*Exercise instructions*
In the listing below, identify each line with the word "gluten" and return those lines.
--- BEGIN ---
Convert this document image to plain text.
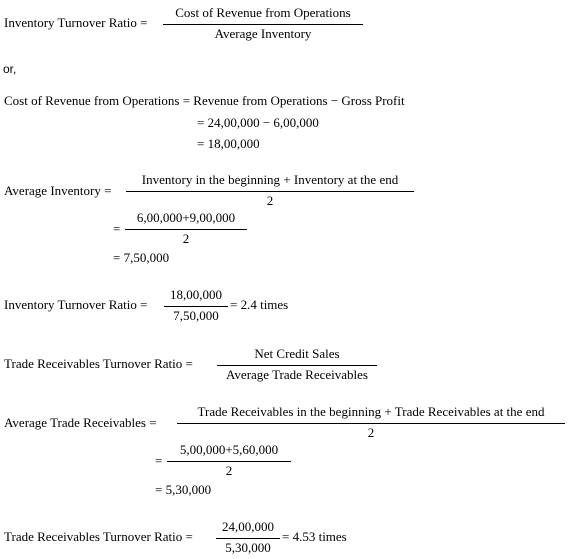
Inventory Turnover Ratio =
Cost of Revenue from Operations
Average Inventory
or,
Cost of Revenue from Operations = Revenue from Operations − Gross Profit
= 24,00,000 − 6,00,000
= 18,00,000
Average Inventory =
Inventory in the beginning + Inventory at the end
2
=
6,00,000+9,00,000
2
= 7,50,000
Inventory Turnover Ratio =
18,00,000
7,50,000
= 2.4 times
Trade Receivables Turnover Ratio =
Net Credit Sales
Average Trade Receivables
Average Trade Receivables =
Trade Receivables in the beginning + Trade Receivables at the end
2
=
5,00,000+5,60,000
2
= 5,30,000
Trade Receivables Turnover Ratio =
24,00,000
5,30,000
= 4.53 times
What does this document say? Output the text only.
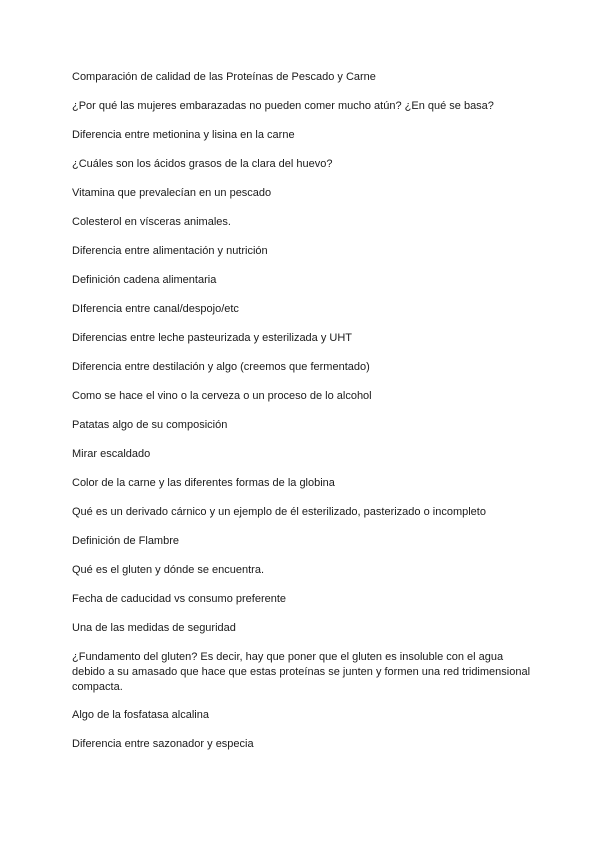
Comparación de calidad de las Proteínas de Pescado y Carne

¿Por qué las mujeres embarazadas no pueden comer mucho atún? ¿En qué se basa?

Diferencia entre metionina y lisina en la carne

¿Cuáles son los ácidos grasos de la clara del huevo?

Vitamina que prevalecían en un pescado

Colesterol en vísceras animales.

Diferencia entre alimentación y nutrición

Definición cadena alimentaria

DIferencia entre canal/despojo/etc

Diferencias entre leche pasteurizada y esterilizada y UHT

Diferencia entre destilación y algo (creemos que fermentado)

Como se hace el vino o la cerveza o un proceso de lo alcohol

Patatas algo de su composición

Mirar escaldado

Color de la carne y las diferentes formas de la globina

Qué es un derivado cárnico y un ejemplo de él esterilizado, pasterizado o incompleto

Definición de Flambre

Qué es el gluten y dónde se encuentra.

Fecha de caducidad vs consumo preferente

Una de las medidas de seguridad

¿Fundamento del gluten? Es decir, hay que poner que el gluten es insoluble con el agua debido a su amasado que hace que estas proteínas se junten y formen una red tridimensional compacta.

Algo de la fosfatasa alcalina

Diferencia entre sazonador y especia
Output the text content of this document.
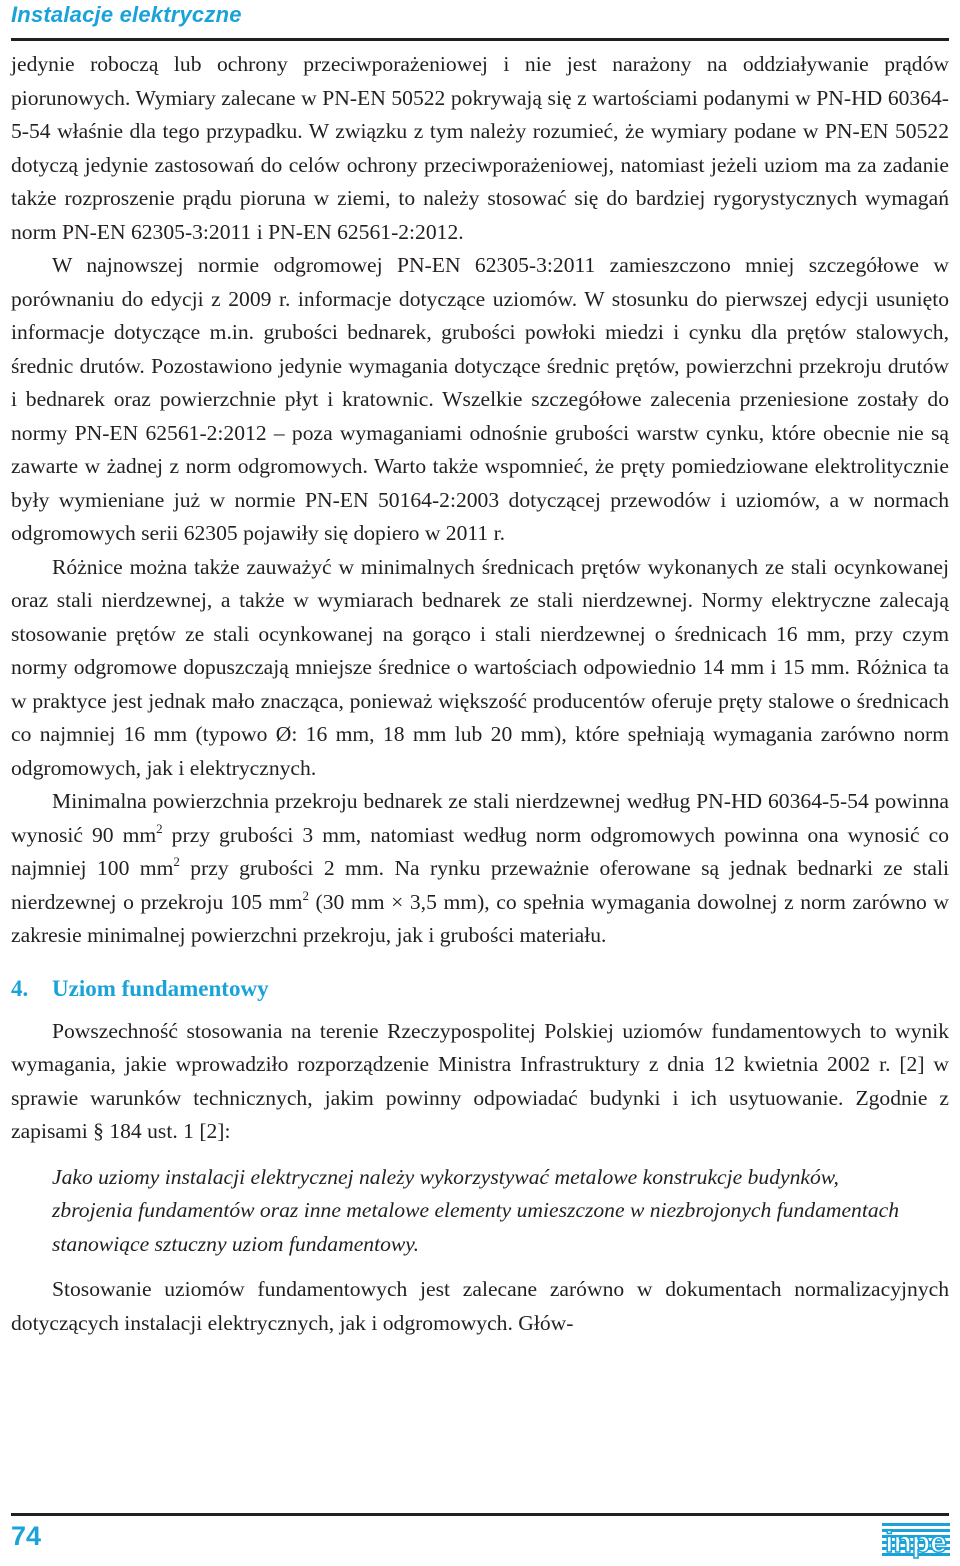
Instalacje elektryczne

jedynie roboczą lub ochrony przeciwporażeniowej i nie jest narażony na oddziaływanie prądów piorunowych. Wymiary zalecane w PN-EN 50522 pokrywają się z wartościami podanymi w PN-HD 60364-5-54 właśnie dla tego przypadku. W związku z tym należy rozumieć, że wymiary podane w PN-EN 50522 dotyczą jedynie zastosowań do celów ochrony przeciwporażeniowej, natomiast jeżeli uziom ma za zadanie także rozproszenie prądu pioruna w ziemi, to należy stosować się do bardziej rygorystycznych wymagań norm PN-EN 62305-3:2011 i PN-EN 62561-2:2012.

W najnowszej normie odgromowej PN-EN 62305-3:2011 zamieszczono mniej szczegółowe w porównaniu do edycji z 2009 r. informacje dotyczące uziomów. W stosunku do pierwszej edycji usunięto informacje dotyczące m.in. grubości bednarek, grubości powłoki miedzi i cynku dla prętów stalowych, średnic drutów. Pozostawiono jedynie wymagania dotyczące średnic prętów, powierzchni przekroju drutów i bednarek oraz powierzchnie płyt i kratownic. Wszelkie szczegółowe zalecenia przeniesione zostały do normy PN-EN 62561-2:2012 – poza wymaganiami odnośnie grubości warstw cynku, które obecnie nie są zawarte w żadnej z norm odgromowych. Warto także wspomnieć, że pręty pomiedziowane elektrolitycznie były wymieniane już w normie PN-EN 50164-2:2003 dotyczącej przewodów i uziomów, a w normach odgromowych serii 62305 pojawiły się dopiero w 2011 r.

Różnice można także zauważyć w minimalnych średnicach prętów wykonanych ze stali ocynkowanej oraz stali nierdzewnej, a także w wymiarach bednarek ze stali nierdzewnej. Normy elektryczne zalecają stosowanie prętów ze stali ocynkowanej na gorąco i stali nierdzewnej o średnicach 16 mm, przy czym normy odgromowe dopuszczają mniejsze średnice o wartościach odpowiednio 14 mm i 15 mm. Różnica ta w praktyce jest jednak mało znacząca, ponieważ większość producentów oferuje pręty stalowe o średnicach co najmniej 16 mm (typowo Ø: 16 mm, 18 mm lub 20 mm), które spełniają wymagania zarówno norm odgromowych, jak i elektrycznych.

Minimalna powierzchnia przekroju bednarek ze stali nierdzewnej według PN-HD 60364-5-54 powinna wynosić 90 $mm^2$ przy grubości 3 mm, natomiast według norm odgromowych powinna ona wynosić co najmniej 100 $mm^2$ przy grubości 2 mm. Na rynku przeważnie oferowane są jednak bednarki ze stali nierdzewnej o przekroju 105 $mm^2$ (30 mm × 3,5 mm), co spełnia wymagania dowolnej z norm zarówno w zakresie minimalnej powierzchni przekroju, jak i grubości materiału.

4.	Uziom fundamentowy

Powszechność stosowania na terenie Rzeczypospolitej Polskiej uziomów fundamentowych to wynik wymagania, jakie wprowadziło rozporządzenie Ministra Infrastruktury z dnia 12 kwietnia 2002 r. [2] w sprawie warunków technicznych, jakim powinny odpowiadać budynki i ich usytuowanie. Zgodnie z zapisami § 184 ust. 1 [2]:

Jako uziomy instalacji elektrycznej należy wykorzystywać metalowe konstrukcje budynków, zbrojenia fundamentów oraz inne metalowe elementy umieszczone w niezbrojonych fundamentach stanowiące sztuczny uziom fundamentowy.

Stosowanie uziomów fundamentowych jest zalecane zarówno w dokumentach normalizacyjnych dotyczących instalacji elektrycznych, jak i odgromowych. Głów-

74	inpe
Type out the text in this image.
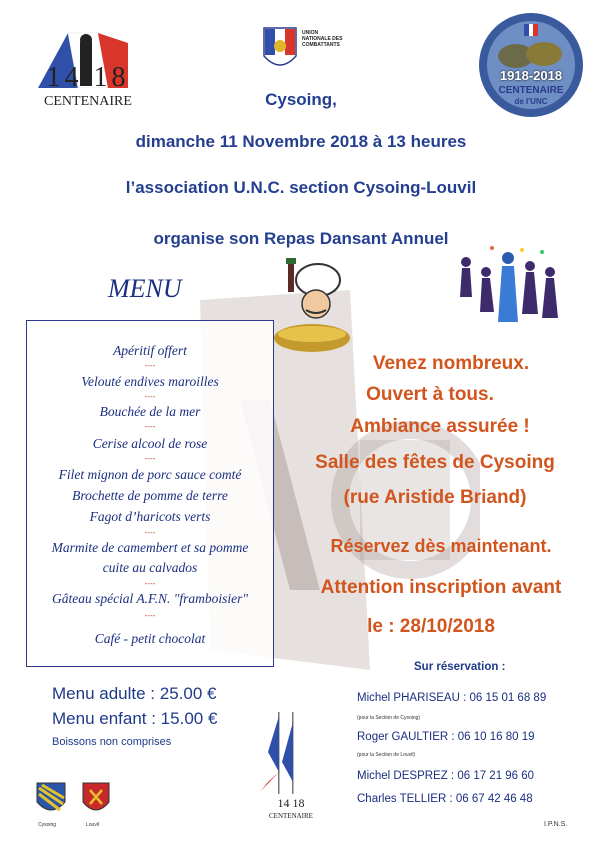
14 18
CENTENAIRE
UNION NATIONALE DES COMBATTANTS
1918-2018
CENTENAIRE
de l'UNC
Cysoing,
dimanche 11 Novembre 2018 à 13 heures
l’association U.N.C. section Cysoing-Louvil
organise son Repas Dansant Annuel
MENU
Apéritif offert
----
Velouté endives maroilles
----
Bouchée de la mer
----
Cerise alcool de rose
----
Filet mignon de porc sauce comté
Brochette de pomme de terre
Fagot d’haricots verts
----
Marmite de camembert et sa pomme
cuite au calvados
----
Gâteau spécial A.F.N. "framboisier"
----
Café - petit chocolat
Venez nombreux.
Ouvert à tous.
Ambiance assurée !
Salle des fêtes de Cysoing
(rue Aristide Briand)
Réservez dès maintenant.
Attention inscription avant
le : 28/10/2018
Menu adulte : 25.00 €
Menu enfant : 15.00 €
Boissons non comprises
Sur réservation :
Michel PHARISEAU : 06 15 01 68 89
(pour la Section de Cysoing)
Roger GAULTIER : 06 10 16 80 19
(pour la Section de Louvil)
Michel DESPREZ : 06 17 21 96 60
Charles TELLIER : 06 67 42 46 48
Cysoing	Louvil
14 18
CENTENAIRE
I.P.N.S.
--- END ---
*Written answer*
Qué es el gluten y dónde se encuentra.
¿Fundamento del gluten? Es decir, hay que poner que el gluten es insoluble con el agua debido a su amasado que hace que estas proteínas se junten y formen una red tridimensional compacta.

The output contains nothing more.